• TEXT PASSAGE:
________
Abstract
Upper respiratory infections (URIs) are common and carry a large economic burden due to missed work and school. This has prompted an increased interest in over-the-counter zinc supplementation to enhance immunity and reduce illness duration. Zinc's antiviral and anti-inflammatory effects have led to its inclusion in popular URI medications and a surge in supplement sales, particularly among the elderly. However, zinc over-supplementation in this population can lead to hypocupremia, causing various presentations such as anemia, paresthesia, and gait disturbances. Here, we present a case of a 76-year-old female who developed hypocupremia due to zinc supplementation. Her initial presentation involved an unsteady gait, and severe anemia was detected during the examination. The patient's condition required hospital admission, and subsequent investigations confirmed severe pancytopenia and low blood copper levels. Discontinuation of zinc supplementation and oral copper gluconate administration led to a full recovery of her anemia and cell count; however, her neurological deficits remain. This case highlights the importance of counseling patients on the potential adverse effects of zinc supplementation and brings to light a potentially overlooked diagnosis, particularly in the elderly population.
Keywords: hypocupremia, neurologic defecit, anemia, zinc, copper
Introduction
Upper respiratory infections (URIs) are one of the most common and burdensome diagnoses in the United States, accounting for annual costs exceeding $22 billion [1]. With the recent COVID-19 pandemic, there has been greater interest in over-the-counter (OTC) zinc supplementation, aimed at boosting immunity and decreasing the length of illness [2]. There are multiple studies that report the antiviral effects of zinc on viruses commonly implicated in URIs (such as influenza and rhinovirus), anti-inflammatory effects in the lung, and improved leukocyte recruitment/function [2-4]. These findings have led to the inclusion of zinc in popular OTC cold medications as well as increased sales of zinc supplements, with the global market expected to double by 2030 [5]. In the United States, a large majority of users of zinc supplementation are those 71 years and older, who favor it due to the suggested anti-inflammatory/oxidant effects and prevention of neurodegeneration [6]. Although there are noted benefits to supplementation, there are a relatively small number of reports that describe zinc over supplementation in the elderly leading to hypocupremia [7]. These individuals may have variable presentation, which may include, anemia, dizziness, paresthesia, and/or gait disturbances [8]. In this report, we seek to add to the growing body of literature by presenting the case of an elderly female who developed hypocupremia due to zinc supplementation.
________
• SUPPLIED INFORMATION:
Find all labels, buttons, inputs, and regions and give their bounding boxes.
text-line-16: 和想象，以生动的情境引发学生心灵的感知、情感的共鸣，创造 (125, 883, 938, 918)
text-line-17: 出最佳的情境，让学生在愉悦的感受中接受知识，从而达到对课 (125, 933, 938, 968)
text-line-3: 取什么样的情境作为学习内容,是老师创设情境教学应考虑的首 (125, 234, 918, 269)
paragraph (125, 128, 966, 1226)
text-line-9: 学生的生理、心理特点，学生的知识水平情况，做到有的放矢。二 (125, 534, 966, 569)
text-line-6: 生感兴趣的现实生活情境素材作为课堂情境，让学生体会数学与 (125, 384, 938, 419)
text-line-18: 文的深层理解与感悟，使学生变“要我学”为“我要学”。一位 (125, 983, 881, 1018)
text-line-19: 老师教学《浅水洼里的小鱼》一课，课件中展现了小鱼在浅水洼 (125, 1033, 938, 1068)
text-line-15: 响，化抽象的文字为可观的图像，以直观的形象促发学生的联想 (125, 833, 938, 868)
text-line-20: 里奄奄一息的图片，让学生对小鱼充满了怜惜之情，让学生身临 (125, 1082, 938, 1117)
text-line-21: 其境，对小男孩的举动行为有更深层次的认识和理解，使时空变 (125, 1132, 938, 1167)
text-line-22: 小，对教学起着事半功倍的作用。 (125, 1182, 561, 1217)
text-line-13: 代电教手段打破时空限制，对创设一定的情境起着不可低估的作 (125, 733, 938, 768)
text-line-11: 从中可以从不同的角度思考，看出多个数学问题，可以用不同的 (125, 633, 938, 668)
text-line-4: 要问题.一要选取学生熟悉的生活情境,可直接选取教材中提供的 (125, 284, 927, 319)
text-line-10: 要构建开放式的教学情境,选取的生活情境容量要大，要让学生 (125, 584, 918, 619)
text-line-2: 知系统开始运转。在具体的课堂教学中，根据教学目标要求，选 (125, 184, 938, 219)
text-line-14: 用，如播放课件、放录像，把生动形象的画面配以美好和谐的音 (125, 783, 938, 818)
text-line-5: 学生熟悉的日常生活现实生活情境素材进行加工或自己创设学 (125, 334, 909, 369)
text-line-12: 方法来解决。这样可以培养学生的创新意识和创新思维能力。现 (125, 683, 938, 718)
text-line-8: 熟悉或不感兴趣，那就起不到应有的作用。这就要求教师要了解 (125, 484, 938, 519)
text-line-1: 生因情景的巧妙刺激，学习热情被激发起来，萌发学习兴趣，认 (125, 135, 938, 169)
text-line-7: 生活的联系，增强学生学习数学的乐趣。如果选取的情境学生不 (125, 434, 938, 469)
________
• AIM OF THE EXERCISE:
Continue the case report on hypocupremia caused by zinc supplementation, starting after the final sentence of its introduction.

• RESULT OF THIS EXERCISE:
Case presentation
Initial presentation
A 76-year-old Caucasian female presented to our clinic in 2019 with a chief complaint of unsteady gait and described “drifting to the right” over the last several weeks. The patient’s past medical history included hyperlipidemia and hypothyroidism, both well-controlled. In addition to prescription medication for the aforementioned diseases, the patient was also taking aspirin (81 mg) and various OTC daily supplements, including chondroitin-glucosamine, ICaps AREDS, magnesium oxide (400 mg), CoQ10 (300 mg), and zinc (50 mg).
On exam, the patient was afebrile and stable, with a blood pressure of 170/78 mmHg and SpO2 of 96%. Physical examination revealed an unremarkable nose and throat, no nystagmus with position change, no dysphagia or speech deficit, and no muscle weakness or numbness. The patient demonstrated drifting of gait to the right while walking. Upon blood examination for complete blood count and basic metabolic panel, it was noted that the patient was severely anemic. The patient’s hemoglobin was measured to be 6 g/dL (reference: 12.0-16.0 g/dL, fingerstick measurement) with no signs of rectal or GI bleeding. The patient was then sent to the emergency room.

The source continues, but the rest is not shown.